**Required task:**
Provide the number of lines where the word "NaHCO" occurs, and no other text.

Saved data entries
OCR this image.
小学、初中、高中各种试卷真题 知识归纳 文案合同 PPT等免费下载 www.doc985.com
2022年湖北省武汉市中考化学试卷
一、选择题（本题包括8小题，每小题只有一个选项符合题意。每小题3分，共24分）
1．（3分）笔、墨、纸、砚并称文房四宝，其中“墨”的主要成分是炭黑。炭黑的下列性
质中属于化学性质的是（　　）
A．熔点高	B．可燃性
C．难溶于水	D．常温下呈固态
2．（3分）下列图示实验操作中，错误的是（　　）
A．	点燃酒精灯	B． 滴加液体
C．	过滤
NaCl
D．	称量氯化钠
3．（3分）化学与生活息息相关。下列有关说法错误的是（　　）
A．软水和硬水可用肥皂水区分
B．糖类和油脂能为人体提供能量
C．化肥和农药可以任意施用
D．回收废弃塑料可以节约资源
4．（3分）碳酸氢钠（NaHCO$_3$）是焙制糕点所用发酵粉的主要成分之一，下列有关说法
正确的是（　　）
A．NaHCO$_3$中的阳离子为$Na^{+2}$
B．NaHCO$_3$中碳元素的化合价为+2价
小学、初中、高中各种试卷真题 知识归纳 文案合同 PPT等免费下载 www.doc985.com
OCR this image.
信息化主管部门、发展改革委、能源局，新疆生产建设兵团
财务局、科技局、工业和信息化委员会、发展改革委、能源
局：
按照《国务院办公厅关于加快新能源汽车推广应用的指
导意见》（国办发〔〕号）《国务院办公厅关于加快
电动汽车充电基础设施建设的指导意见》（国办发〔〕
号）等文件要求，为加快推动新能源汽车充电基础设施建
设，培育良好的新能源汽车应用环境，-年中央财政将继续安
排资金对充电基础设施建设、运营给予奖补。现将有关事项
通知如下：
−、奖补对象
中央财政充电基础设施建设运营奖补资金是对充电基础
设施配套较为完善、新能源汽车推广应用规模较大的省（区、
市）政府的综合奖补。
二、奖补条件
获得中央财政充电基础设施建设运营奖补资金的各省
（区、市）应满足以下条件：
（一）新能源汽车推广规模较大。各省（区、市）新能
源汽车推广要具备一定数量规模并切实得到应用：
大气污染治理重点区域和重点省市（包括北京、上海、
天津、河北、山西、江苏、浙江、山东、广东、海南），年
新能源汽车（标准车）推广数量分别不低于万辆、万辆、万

**Solved problem:**
3